Given request: Gather every line in the records below that contains the word "чюдотворца".

◆ ◆ ◆ ◆ ◆

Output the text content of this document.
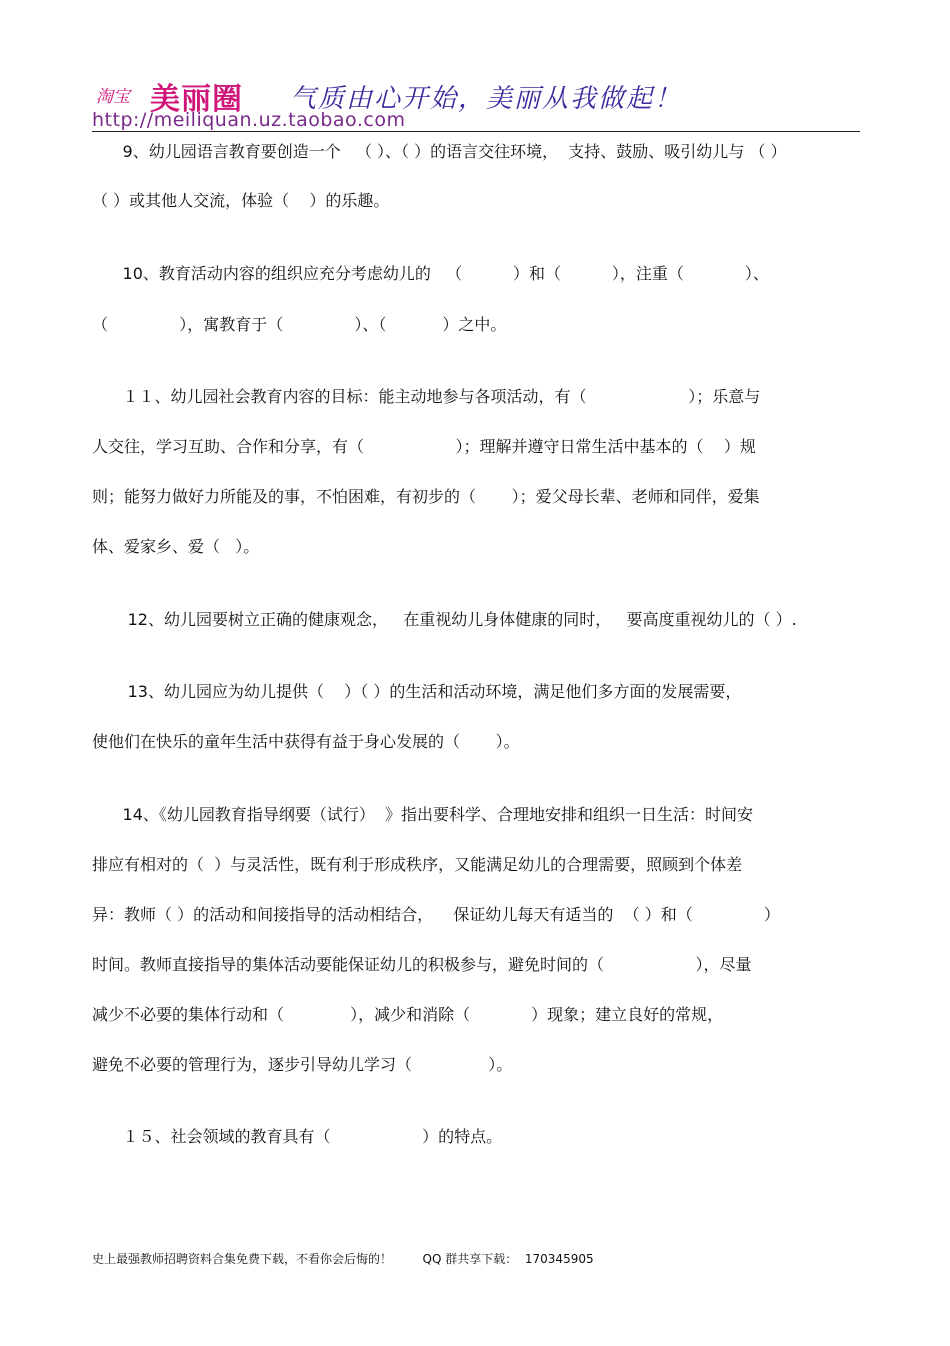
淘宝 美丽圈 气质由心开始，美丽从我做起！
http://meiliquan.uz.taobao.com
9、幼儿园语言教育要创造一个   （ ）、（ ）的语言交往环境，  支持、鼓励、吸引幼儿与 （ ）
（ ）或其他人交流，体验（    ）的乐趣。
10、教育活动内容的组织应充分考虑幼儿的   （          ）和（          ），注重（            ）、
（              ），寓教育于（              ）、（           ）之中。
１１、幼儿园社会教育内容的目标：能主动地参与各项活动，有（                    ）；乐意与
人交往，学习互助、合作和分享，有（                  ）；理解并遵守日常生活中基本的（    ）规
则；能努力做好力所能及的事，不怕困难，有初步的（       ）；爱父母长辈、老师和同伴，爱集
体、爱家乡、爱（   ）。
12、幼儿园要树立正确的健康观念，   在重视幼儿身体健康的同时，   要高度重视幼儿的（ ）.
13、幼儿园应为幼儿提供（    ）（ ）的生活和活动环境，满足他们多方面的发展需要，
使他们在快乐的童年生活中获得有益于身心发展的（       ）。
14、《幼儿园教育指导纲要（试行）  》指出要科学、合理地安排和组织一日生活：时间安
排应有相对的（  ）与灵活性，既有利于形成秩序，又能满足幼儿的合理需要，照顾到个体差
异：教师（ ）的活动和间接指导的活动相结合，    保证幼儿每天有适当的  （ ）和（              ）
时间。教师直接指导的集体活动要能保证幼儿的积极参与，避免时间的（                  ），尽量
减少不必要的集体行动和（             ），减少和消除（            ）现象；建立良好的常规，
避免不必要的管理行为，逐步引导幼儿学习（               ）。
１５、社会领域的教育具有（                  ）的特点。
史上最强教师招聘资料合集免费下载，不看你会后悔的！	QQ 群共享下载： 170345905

◆ ◆ ◆ ◆ ◆

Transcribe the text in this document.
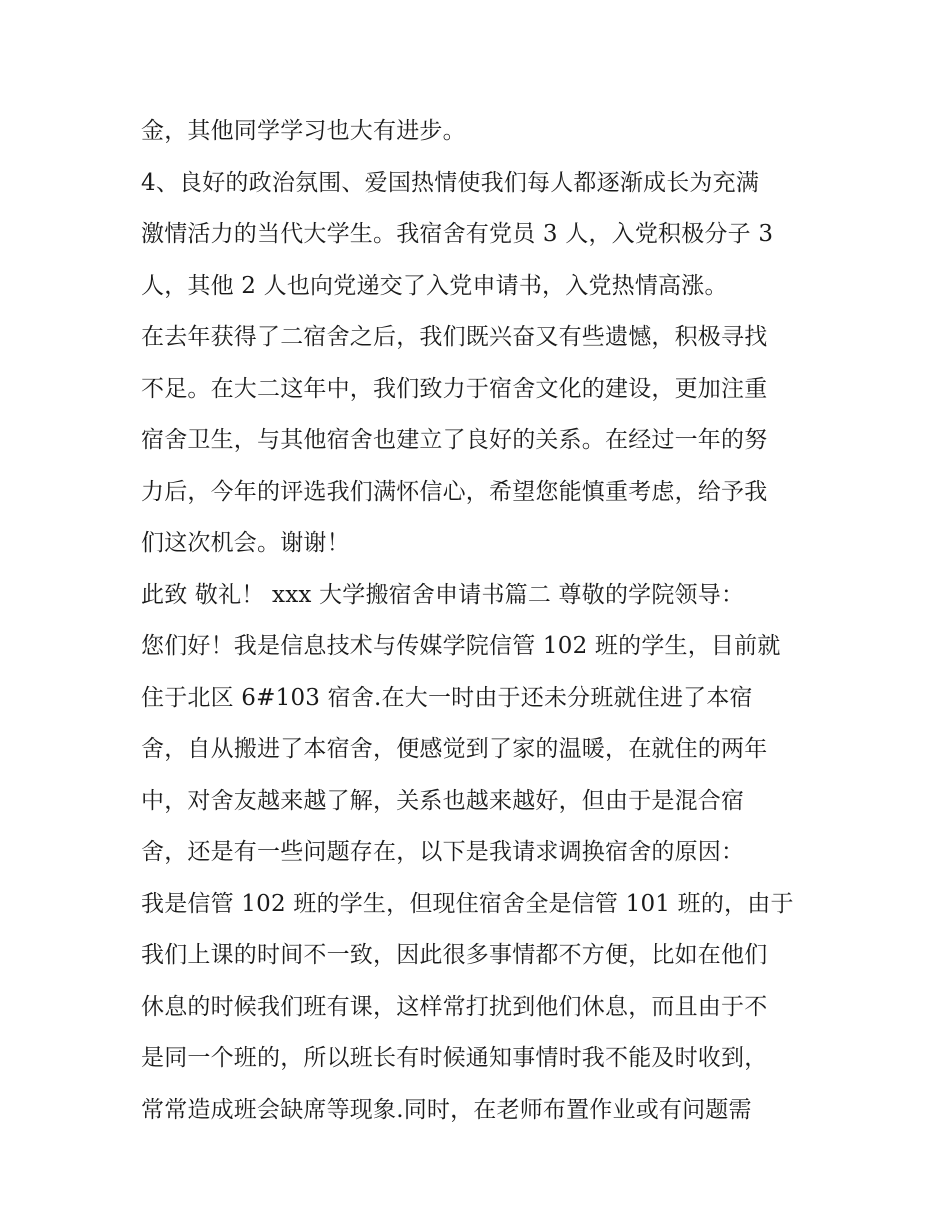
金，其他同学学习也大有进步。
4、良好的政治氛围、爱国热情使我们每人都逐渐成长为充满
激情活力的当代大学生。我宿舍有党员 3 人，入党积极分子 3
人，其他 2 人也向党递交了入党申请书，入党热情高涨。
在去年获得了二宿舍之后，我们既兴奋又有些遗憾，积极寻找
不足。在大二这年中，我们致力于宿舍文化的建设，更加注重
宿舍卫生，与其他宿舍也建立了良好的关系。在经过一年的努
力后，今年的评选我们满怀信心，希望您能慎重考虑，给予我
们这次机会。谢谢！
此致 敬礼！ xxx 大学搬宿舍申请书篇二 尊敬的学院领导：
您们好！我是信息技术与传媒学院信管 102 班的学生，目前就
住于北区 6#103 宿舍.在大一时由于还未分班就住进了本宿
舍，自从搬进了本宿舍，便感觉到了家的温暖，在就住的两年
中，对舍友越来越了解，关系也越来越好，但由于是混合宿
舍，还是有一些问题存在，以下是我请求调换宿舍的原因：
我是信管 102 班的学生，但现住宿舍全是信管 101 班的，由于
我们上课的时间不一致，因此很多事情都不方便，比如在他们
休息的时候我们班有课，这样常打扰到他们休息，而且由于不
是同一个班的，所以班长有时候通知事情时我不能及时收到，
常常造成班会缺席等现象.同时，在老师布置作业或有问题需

◆ ◆ ◆ ◆ ◆

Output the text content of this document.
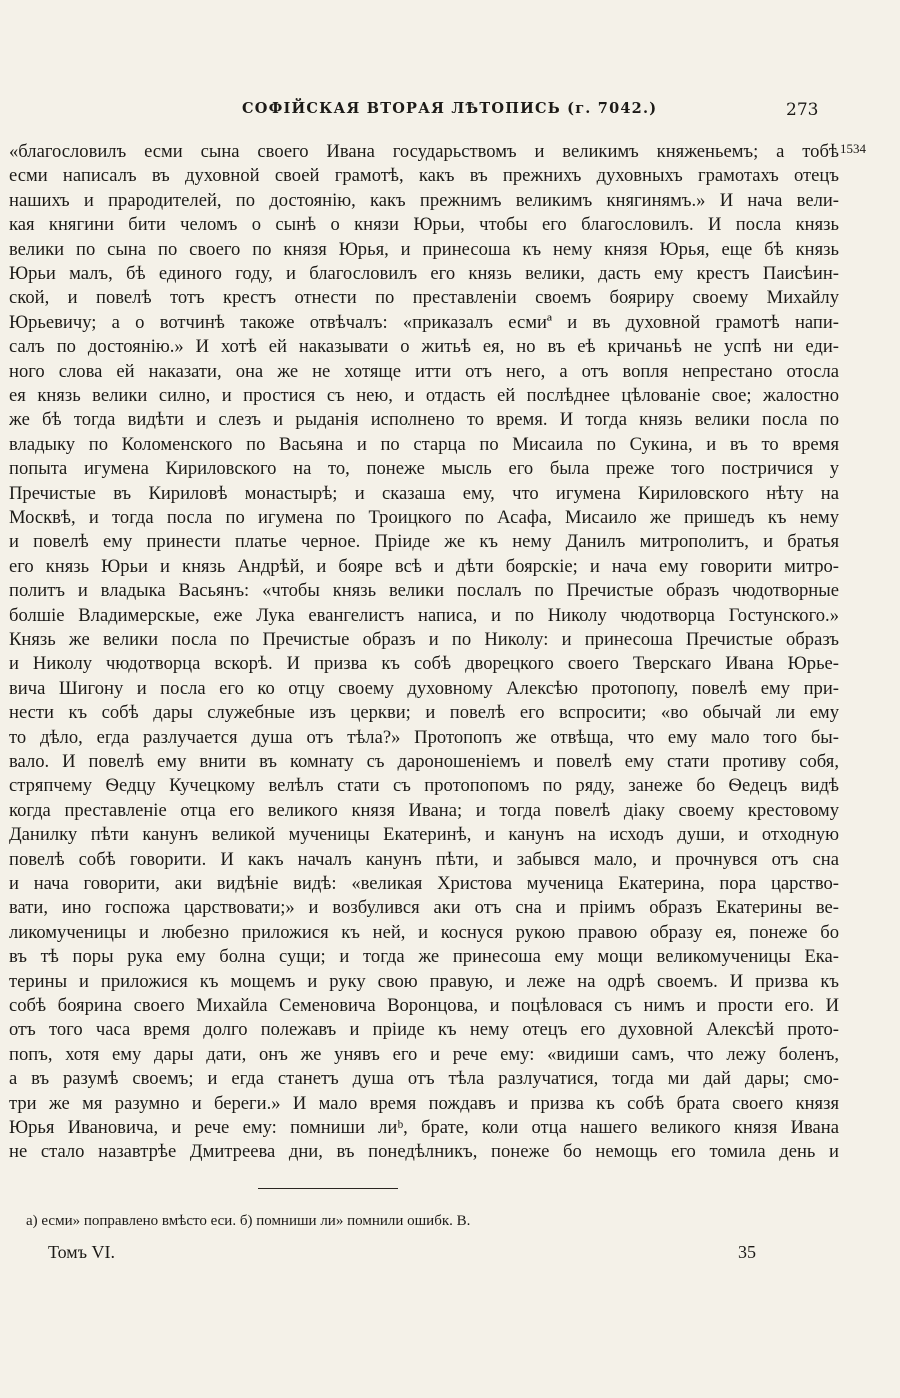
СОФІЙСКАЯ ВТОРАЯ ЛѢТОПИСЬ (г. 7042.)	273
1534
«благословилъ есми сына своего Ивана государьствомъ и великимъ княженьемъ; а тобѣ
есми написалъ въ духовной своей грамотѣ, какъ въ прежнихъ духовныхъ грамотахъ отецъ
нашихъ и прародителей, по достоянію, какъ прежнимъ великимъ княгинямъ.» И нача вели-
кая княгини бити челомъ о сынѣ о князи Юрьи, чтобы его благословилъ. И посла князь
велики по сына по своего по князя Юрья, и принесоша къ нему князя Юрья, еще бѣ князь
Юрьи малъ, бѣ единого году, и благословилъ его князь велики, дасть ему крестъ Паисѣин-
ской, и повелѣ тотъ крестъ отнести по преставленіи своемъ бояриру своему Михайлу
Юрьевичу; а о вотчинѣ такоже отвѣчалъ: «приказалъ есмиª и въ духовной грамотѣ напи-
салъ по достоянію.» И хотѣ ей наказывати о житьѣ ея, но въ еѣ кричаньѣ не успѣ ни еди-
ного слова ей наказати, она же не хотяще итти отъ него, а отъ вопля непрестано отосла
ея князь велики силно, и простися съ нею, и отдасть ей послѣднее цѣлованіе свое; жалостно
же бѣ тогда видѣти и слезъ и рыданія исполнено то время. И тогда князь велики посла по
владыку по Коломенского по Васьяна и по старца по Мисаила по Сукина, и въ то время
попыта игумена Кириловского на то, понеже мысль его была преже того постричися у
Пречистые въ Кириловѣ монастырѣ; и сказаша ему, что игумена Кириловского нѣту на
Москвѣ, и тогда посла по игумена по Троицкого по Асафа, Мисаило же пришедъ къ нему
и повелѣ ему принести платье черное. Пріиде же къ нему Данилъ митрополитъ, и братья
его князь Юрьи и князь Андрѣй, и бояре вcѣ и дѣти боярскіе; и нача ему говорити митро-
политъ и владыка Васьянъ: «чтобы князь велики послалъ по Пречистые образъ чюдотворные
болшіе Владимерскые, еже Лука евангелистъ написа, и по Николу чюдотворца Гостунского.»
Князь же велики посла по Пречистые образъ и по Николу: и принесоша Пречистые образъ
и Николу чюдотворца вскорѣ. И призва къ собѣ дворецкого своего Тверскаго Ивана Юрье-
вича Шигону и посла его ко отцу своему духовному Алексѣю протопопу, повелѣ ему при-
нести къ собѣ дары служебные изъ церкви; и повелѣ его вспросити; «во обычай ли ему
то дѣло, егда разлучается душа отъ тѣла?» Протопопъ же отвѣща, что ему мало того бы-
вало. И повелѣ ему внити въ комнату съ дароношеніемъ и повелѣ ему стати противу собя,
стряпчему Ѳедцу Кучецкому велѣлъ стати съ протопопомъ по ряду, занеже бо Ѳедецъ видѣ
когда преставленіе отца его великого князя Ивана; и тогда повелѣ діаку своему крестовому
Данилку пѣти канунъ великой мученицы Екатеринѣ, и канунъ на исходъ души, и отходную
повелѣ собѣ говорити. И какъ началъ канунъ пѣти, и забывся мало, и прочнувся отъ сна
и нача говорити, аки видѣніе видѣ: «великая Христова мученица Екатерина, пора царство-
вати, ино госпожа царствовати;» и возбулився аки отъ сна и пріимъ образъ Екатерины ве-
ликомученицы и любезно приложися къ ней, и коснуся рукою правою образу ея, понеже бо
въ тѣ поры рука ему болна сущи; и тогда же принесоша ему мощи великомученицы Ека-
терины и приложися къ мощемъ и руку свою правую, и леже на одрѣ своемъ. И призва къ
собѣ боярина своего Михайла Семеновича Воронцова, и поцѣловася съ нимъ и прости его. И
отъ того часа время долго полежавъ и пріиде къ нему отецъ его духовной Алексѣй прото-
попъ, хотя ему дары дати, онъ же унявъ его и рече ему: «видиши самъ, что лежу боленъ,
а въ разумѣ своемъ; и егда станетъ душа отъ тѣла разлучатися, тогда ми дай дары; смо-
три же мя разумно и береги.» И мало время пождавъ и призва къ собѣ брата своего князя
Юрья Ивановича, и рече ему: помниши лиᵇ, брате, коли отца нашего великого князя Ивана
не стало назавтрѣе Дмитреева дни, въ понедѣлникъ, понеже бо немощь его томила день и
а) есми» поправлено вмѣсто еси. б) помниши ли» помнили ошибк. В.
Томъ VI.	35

◆ ◆ ◆ ◆ ◆

In response:
болшіе Владимерскые, еже Лука евангелистъ написа, и по Николу чюдотворца Гостунского.»
и Николу чюдотворца вскорѣ. И призва къ собѣ дворецкого своего Тверскаго Ивана Юрье-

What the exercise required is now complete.